(Exercise): Please print the passage below on casein and zein in latex films word for word, from its first sentence to its last.

(Passage for review):
The main drawback in the utilization of casein is its high hydrophilicity, imparting low water resistance to the films. For this reason, in another study, Gugliotta and coworkers added hydrophobic zein to mitigate the high hydrophilic character of casein (methacrylated or not) in their latex formulation.¹²² They prepared waterborne hybrid nanoparticles, by emulsifier-free miniemulsion polymerization of butyl acrylate, methyl methacrylate, or octadecyl acrylate, containing both proteins (at the surface) and acrylate (in the core) that showed enhanced mechanical properties and good soil biodegradation (only the casein part of the composite latex was degraded). The contact angle experiments with water showed that the incorporation of zein in the hybrid particles increased the film surface hydrophobicity compared to the zein-free hybrid casein/synthetic polymer film. In order to demonstrate that the miniemulsion polymerization was an adequate process for zein incorporation, they physically mixed the acrylate latex with both proteins; however, in this case the resulting polymer film presented phase separation due to the incompatibility of the components.

(Source material):
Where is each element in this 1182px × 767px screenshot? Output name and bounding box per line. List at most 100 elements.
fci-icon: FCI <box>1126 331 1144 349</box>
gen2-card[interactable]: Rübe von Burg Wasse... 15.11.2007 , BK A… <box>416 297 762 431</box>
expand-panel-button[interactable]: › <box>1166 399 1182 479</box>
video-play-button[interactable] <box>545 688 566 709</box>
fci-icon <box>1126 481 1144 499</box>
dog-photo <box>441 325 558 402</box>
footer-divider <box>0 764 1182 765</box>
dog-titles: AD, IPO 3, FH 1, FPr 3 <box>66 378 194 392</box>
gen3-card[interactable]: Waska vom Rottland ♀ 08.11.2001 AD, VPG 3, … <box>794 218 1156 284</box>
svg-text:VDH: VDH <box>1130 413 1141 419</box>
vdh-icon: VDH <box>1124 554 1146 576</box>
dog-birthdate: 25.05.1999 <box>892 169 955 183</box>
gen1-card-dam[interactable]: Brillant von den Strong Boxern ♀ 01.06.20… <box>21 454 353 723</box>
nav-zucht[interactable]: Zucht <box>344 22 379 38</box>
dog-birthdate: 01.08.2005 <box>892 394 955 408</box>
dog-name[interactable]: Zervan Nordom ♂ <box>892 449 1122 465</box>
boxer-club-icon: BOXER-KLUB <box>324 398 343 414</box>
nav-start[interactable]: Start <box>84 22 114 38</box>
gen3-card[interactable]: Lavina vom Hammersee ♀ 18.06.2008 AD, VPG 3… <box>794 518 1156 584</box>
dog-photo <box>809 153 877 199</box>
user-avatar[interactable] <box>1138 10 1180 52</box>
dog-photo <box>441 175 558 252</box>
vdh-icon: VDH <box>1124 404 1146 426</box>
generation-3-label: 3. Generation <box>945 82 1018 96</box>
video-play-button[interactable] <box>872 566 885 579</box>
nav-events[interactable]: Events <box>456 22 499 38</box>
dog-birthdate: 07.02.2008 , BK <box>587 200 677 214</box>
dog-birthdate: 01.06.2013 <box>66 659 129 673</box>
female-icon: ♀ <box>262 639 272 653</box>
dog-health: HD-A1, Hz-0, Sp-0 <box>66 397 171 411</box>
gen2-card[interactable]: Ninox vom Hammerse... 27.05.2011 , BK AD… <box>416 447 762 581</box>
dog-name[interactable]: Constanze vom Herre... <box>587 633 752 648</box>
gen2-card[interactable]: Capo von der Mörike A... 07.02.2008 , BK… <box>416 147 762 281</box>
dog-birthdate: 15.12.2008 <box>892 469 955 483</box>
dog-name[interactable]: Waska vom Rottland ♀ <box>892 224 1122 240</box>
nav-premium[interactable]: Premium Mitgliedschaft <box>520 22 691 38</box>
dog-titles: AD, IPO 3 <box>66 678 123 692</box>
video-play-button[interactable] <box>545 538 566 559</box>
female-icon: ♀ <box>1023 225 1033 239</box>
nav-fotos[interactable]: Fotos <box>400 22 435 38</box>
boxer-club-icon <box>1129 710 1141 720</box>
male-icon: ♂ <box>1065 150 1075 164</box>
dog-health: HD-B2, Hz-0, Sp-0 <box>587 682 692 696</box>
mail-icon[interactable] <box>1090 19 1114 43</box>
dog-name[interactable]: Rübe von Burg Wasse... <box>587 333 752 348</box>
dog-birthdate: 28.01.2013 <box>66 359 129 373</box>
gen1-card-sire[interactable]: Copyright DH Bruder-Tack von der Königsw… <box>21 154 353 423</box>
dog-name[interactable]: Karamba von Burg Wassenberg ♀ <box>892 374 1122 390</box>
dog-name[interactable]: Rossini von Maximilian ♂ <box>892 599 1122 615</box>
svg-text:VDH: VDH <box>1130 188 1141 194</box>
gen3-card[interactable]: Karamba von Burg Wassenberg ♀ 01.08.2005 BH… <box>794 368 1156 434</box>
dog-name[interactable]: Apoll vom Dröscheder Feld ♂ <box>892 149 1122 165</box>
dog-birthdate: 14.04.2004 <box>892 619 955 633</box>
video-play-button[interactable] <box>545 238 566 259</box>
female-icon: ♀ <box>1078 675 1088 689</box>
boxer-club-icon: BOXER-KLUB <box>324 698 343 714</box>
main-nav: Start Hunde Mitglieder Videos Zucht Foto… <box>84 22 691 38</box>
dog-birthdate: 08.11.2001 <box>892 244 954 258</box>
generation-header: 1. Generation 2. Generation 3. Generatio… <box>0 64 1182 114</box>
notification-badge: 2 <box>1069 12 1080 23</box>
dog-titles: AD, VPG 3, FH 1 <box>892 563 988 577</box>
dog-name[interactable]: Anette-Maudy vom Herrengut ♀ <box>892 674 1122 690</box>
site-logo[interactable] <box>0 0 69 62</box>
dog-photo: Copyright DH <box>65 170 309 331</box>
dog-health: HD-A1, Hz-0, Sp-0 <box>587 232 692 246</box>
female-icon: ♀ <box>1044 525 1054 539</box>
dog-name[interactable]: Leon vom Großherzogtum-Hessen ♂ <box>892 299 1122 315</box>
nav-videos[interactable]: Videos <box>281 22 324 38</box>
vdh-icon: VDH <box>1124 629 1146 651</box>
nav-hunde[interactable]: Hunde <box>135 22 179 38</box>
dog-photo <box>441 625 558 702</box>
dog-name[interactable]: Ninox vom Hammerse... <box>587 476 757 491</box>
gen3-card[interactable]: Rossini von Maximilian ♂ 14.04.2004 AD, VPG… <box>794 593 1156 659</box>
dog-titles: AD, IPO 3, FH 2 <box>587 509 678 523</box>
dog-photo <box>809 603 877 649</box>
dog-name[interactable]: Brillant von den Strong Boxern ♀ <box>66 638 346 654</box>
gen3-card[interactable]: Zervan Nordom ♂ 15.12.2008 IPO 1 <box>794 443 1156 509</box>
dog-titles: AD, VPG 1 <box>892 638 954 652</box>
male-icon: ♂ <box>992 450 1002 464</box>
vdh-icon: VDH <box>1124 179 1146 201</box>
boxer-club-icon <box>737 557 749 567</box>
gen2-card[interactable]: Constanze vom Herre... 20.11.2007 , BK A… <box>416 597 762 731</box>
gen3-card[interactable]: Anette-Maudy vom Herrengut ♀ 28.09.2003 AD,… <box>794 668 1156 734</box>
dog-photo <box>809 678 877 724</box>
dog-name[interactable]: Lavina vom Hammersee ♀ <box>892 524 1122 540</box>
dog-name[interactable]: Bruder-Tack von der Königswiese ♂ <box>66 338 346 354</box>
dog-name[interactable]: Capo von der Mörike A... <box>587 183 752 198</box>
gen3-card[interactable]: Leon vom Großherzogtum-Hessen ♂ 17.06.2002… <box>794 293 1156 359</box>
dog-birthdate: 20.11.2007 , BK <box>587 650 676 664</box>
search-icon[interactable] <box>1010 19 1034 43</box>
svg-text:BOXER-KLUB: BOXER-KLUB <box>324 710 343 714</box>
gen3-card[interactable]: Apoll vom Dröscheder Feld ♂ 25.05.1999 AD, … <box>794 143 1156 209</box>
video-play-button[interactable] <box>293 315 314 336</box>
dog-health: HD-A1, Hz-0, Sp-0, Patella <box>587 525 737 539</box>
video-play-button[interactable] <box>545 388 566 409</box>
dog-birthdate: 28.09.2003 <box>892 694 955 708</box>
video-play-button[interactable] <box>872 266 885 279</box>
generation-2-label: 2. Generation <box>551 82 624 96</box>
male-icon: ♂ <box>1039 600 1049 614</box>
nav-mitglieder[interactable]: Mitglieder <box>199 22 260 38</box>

(Task answer):
The main drawback in the utilization of casein is its high hydrophilicity, imparting low water resistance to the films. For this reason, in another study, Gugliotta and coworkers added hydrophobic zein to mitigate the high hydrophilic character of casein (methacrylated or not) in their latex formulation.¹²² They prepared waterborne hybrid nanoparticles, by emulsifier-free miniemulsion polymerization of butyl acrylate, methyl methacrylate, or octadecyl acrylate, containing both proteins (at the surface) and acrylate (in the core) that showed enhanced mechanical properties and good soil biodegradation (only the casein part of the composite latex was degraded). The contact angle experiments with water showed that the incorporation of zein in the hybrid particles increased the film surface hydrophobicity compared to the zein-free hybrid casein/synthetic polymer film. In order to demonstrate that the miniemulsion polymerization was an adequate process for zein incorporation, they physically mixed the acrylate latex with both proteins; however, in this case the resulting polymer film presented phase separation due to the incompatibility of the components.